*THE DATA*.
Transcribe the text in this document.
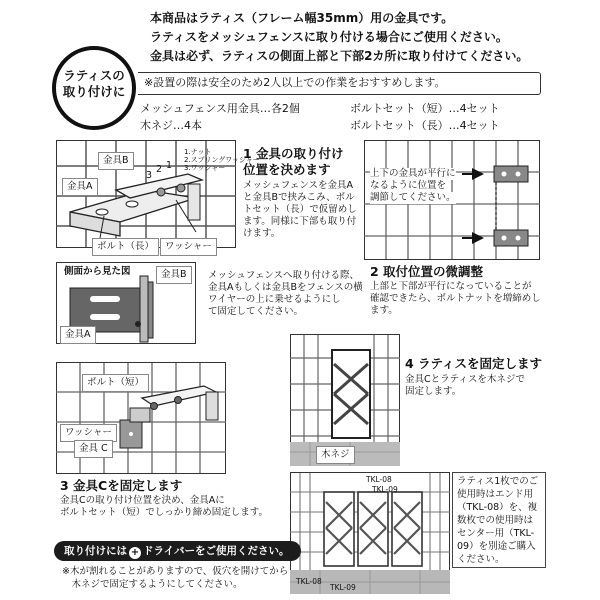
本商品はラティス（フレーム幅35mm）用の金具です。
ラティスをメッシュフェンスに取り付ける場合にご使用ください。
金具は必ず、ラティスの側面上部と下部2カ所に取り付けてください。
ラティスの
取り付けに
※設置の際は安全のため2人以上での作業をおすすめします。
メッシュフェンス用金具…各2個	ボルトセット（短）…4セット
木ネジ…4本	ボルトセット（長）…4セット
金具B
金具A
ボルト（長）	ワッシャー
3
2 1
1.ナット
2.スプリングワッシャー
3.ワッシャー
1 金具の取り付け
位置を決めます
メッシュフェンスを金具A
と金具Bで挟みこみ、ボル
トセット（長）で仮留めし
ます。同様に下部も取り付
けます。
側面から見た図	金具B
金具A
メッシュフェンスへ取り付ける際、
金具Aもしくは金具Bをフェンスの横
ワイヤーの上に乗せるようにし
て固定してください。
上下の金具が平行に
なるように位置を
調節してください。
2 取付位置の微調整
上部と下部が平行になっていることが
確認できたら、ボルトナットを増締めし
ます。
ボルト（短）
ワッシャー
金具 C
3 金具Cを固定します
金具Cの取り付け位置を決め、金具Aに
ボルトセット（短）でしっかり締め固定します。
4 ラティスを固定します
金具Cとラティスを木ネジで
固定します。
木ネジ
TKL-08
TKL-09
TKL-08
TKL-09
ラティス1枚でのご
使用時はエンド用
（TKL-08）を、複
数枚での使用時は
センター用（TKL-
09）を別途ご購入
ください。
取り付けには + ドライバーをご使用ください。
※木が割れることがありますので、仮穴を開けてから
　木ネジで固定するようにしてください。
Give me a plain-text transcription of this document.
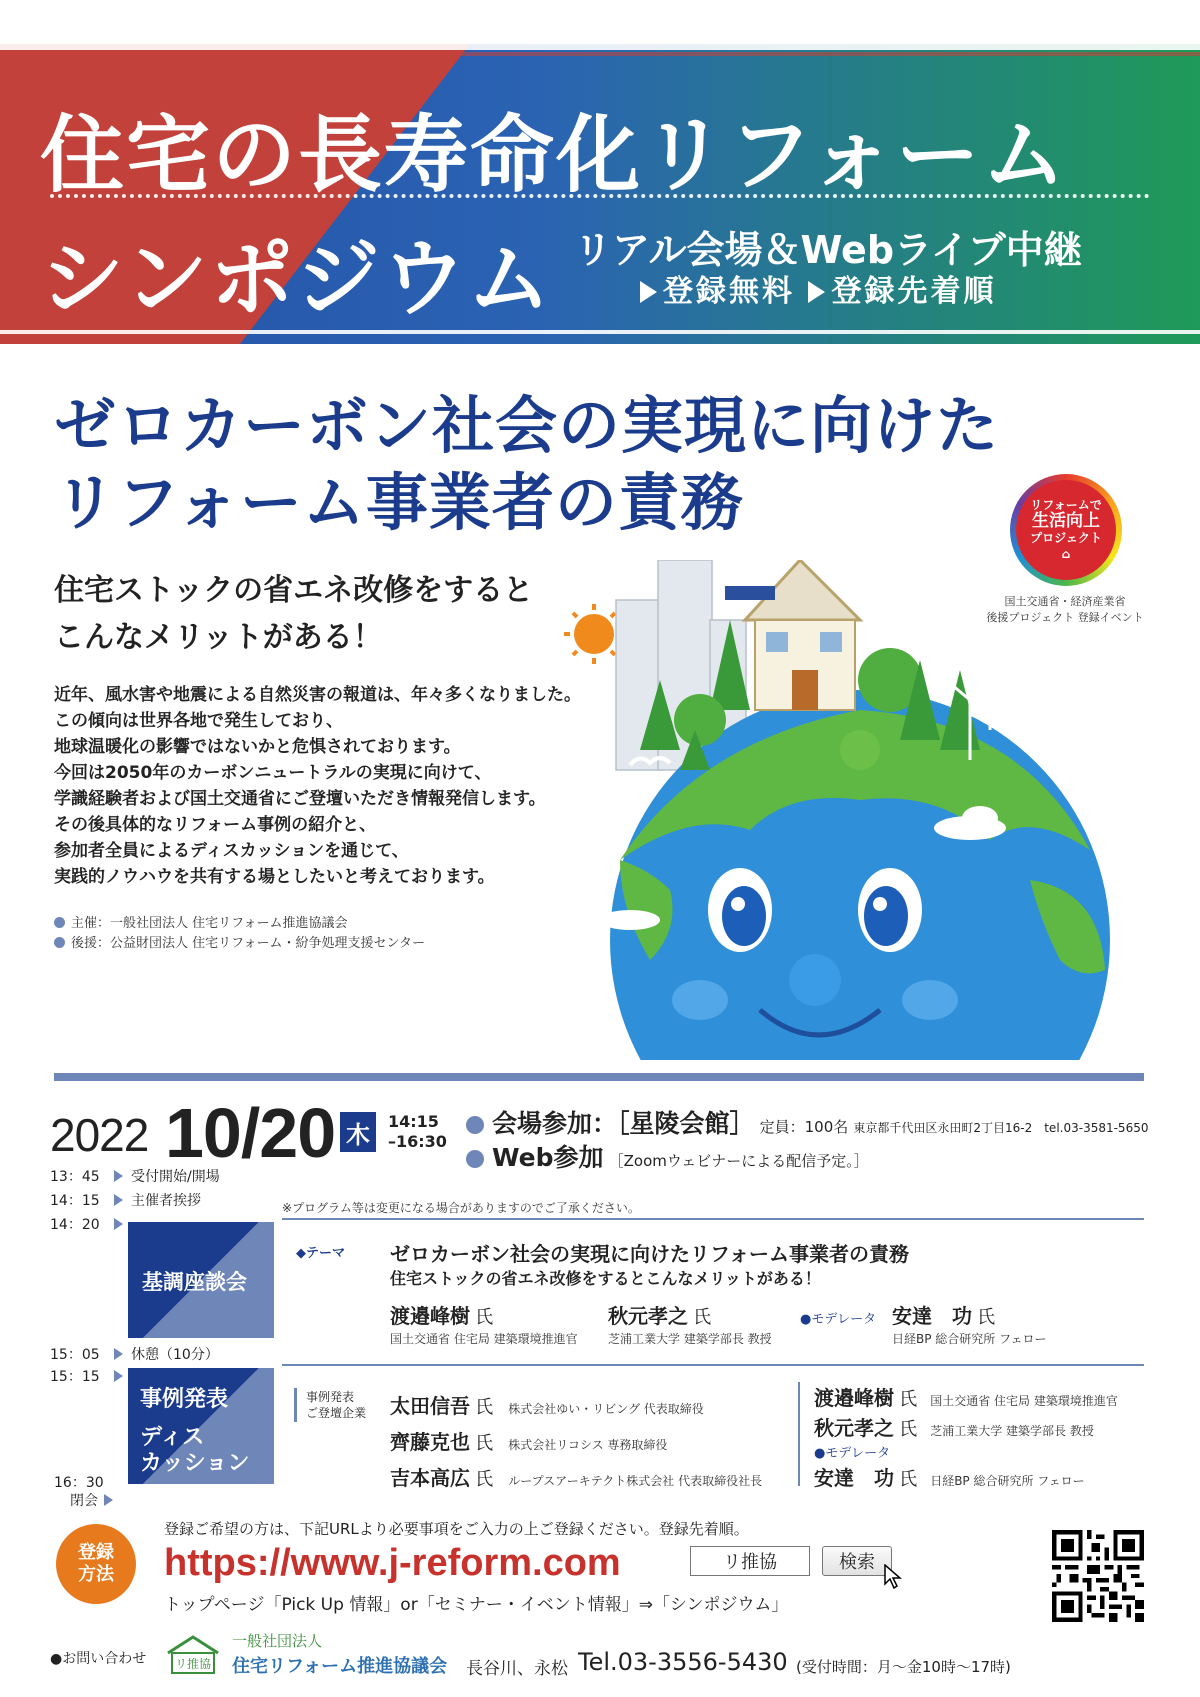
住宅の長寿命化リフォーム
シンポジウム リアル会場＆Webライブ中継
登録無料 登録先着順
ゼロカーボン社会の実現に向けた
リフォーム事業者の責務	リフォームで
生活向上
プロジェクト
⌂
国土交通省・経済産業省
後援プロジェクト 登録イベント
住宅ストックの省エネ改修をすると
こんなメリットがある！
近年、風水害や地震による自然災害の報道は、年々多くなりました。
この傾向は世界各地で発生しており、
地球温暖化の影響ではないかと危惧されております。
今回は2050年のカーボンニュートラルの実現に向けて、
学識経験者および国土交通省にご登壇いただき情報発信します。
その後具体的なリフォーム事例の紹介と、
参加者全員によるディスカッションを通じて、
実践的ノウハウを共有する場としたいと考えております。
主催：一般社団法人 住宅リフォーム推進協議会
後援：公益財団法人 住宅リフォーム・紛争処理支援センター
2022 10/20 木	14:15
–16:30
会場参加：［星陵会館］ 定員：100名 東京都千代田区永田町2丁目16-2　tel.03-3581-5650
Web参加 ［Zoomウェビナーによる配信予定。］
13：45 受付開始/開場
14：15 主催者挨拶
14：20
15：05 休憩（10分）
15：15
16：30
閉会
※プログラム等は変更になる場合がありますのでご了承ください。
基調座談会
◆テーマ ゼロカーボン社会の実現に向けたリフォーム事業者の責務
住宅ストックの省エネ改修をするとこんなメリットがある！
渡邉峰樹 氏
国土交通省 住宅局 建築環境推進官
秋元孝之 氏
芝浦工業大学 建築学部長 教授
●モデレータ 安達　功 氏
日経BP 総合研究所 フェロー
事例発表
ディス
カッション
事例発表
ご登壇企業 太田信吾 氏 株式会社ゆい・リビング 代表取締役
齊藤克也 氏 株式会社リコシス 専務取締役
吉本高広 氏 ループスアーキテクト株式会社 代表取締役社長
渡邉峰樹 氏 国土交通省 住宅局 建築環境推進官
秋元孝之 氏 芝浦工業大学 建築学部長 教授
●モデレータ
安達　功 氏 日経BP 総合研究所 フェロー
登録
方法
登録ご希望の方は、下記URLより必要事項をご入力の上ご登録ください。登録先着順。
https://www.j-reform.com	リ推協	検索
トップページ「Pick Up 情報」or「セミナー・イベント情報」⇒「シンポジウム」
●お問い合わせ リ推協
一般社団法人
住宅リフォーム推進協議会 長谷川、永松 Tel.03-3556-5430 (受付時間：月〜金10時〜17時)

*WHAT YOU NEED TO DO*. Omit the pictures and output all of the other material exactly.

*CORRECT OUTPUT*.
Transcribe the text in this document.
本商品はラティス（フレーム幅35mm）用の金具です。
ラティスをメッシュフェンスに取り付ける場合にご使用ください。
金具は必ず、ラティスの側面上部と下部2カ所に取り付けてください。
ラティスの
取り付けに
※設置の際は安全のため2人以上での作業をおすすめします。
メッシュフェンス用金具…各2個	ボルトセット（短）…4セット
木ネジ…4本	ボルトセット（長）…4セット
金具B
金具A
ボルト（長）	ワッシャー
3
2 1
1.ナット
2.スプリングワッシャー
3.ワッシャー
1 金具の取り付け
位置を決めます
メッシュフェンスを金具A
と金具Bで挟みこみ、ボル
トセット（長）で仮留めし
ます。同様に下部も取り付
けます。
側面から見た図	金具B
金具A
メッシュフェンスへ取り付ける際、
金具Aもしくは金具Bをフェンスの横
ワイヤーの上に乗せるようにし
て固定してください。
上下の金具が平行に
なるように位置を
調節してください。
2 取付位置の微調整
上部と下部が平行になっていることが
確認できたら、ボルトナットを増締めし
ます。
ボルト（短）
ワッシャー
金具 C
3 金具Cを固定します
金具Cの取り付け位置を決め、金具Aに
ボルトセット（短）でしっかり締め固定します。
4 ラティスを固定します
金具Cとラティスを木ネジで
固定します。
木ネジ
TKL-08
TKL-09
TKL-08
TKL-09
ラティス1枚でのご
使用時はエンド用
（TKL-08）を、複
数枚での使用時は
センター用（TKL-
09）を別途ご購入
ください。
取り付けには + ドライバーをご使用ください。
※木が割れることがありますので、仮穴を開けてから
　木ネジで固定するようにしてください。
Give me a plain-text transcription of this document.
住宅の長寿命化リフォーム
シンポジウム リアル会場＆Webライブ中継
登録無料 登録先着順
ゼロカーボン社会の実現に向けた
リフォーム事業者の責務	リフォームで
生活向上
プロジェクト
⌂
国土交通省・経済産業省
後援プロジェクト 登録イベント
住宅ストックの省エネ改修をすると
こんなメリットがある！
近年、風水害や地震による自然災害の報道は、年々多くなりました。
この傾向は世界各地で発生しており、
地球温暖化の影響ではないかと危惧されております。
今回は2050年のカーボンニュートラルの実現に向けて、
学識経験者および国土交通省にご登壇いただき情報発信します。
その後具体的なリフォーム事例の紹介と、
参加者全員によるディスカッションを通じて、
実践的ノウハウを共有する場としたいと考えております。
主催：一般社団法人 住宅リフォーム推進協議会
後援：公益財団法人 住宅リフォーム・紛争処理支援センター
2022 10/20 木	14:15
–16:30
会場参加：［星陵会館］ 定員：100名 東京都千代田区永田町2丁目16-2　tel.03-3581-5650
Web参加 ［Zoomウェビナーによる配信予定。］
13：45 受付開始/開場
14：15 主催者挨拶
14：20
15：05 休憩（10分）
15：15
16：30
閉会
※プログラム等は変更になる場合がありますのでご了承ください。
基調座談会
◆テーマ ゼロカーボン社会の実現に向けたリフォーム事業者の責務
住宅ストックの省エネ改修をするとこんなメリットがある！
渡邉峰樹 氏
国土交通省 住宅局 建築環境推進官
秋元孝之 氏
芝浦工業大学 建築学部長 教授
●モデレータ 安達　功 氏
日経BP 総合研究所 フェロー
事例発表
ディス
カッション
事例発表
ご登壇企業 太田信吾 氏 株式会社ゆい・リビング 代表取締役
齊藤克也 氏 株式会社リコシス 専務取締役
吉本高広 氏 ループスアーキテクト株式会社 代表取締役社長
渡邉峰樹 氏 国土交通省 住宅局 建築環境推進官
秋元孝之 氏 芝浦工業大学 建築学部長 教授
●モデレータ
安達　功 氏 日経BP 総合研究所 フェロー
登録
方法
登録ご希望の方は、下記URLより必要事項をご入力の上ご登録ください。登録先着順。
https://www.j-reform.com	リ推協	検索
トップページ「Pick Up 情報」or「セミナー・イベント情報」⇒「シンポジウム」
●お問い合わせ リ推協
一般社団法人
住宅リフォーム推進協議会 長谷川、永松 Tel.03-3556-5430 (受付時間：月〜金10時〜17時)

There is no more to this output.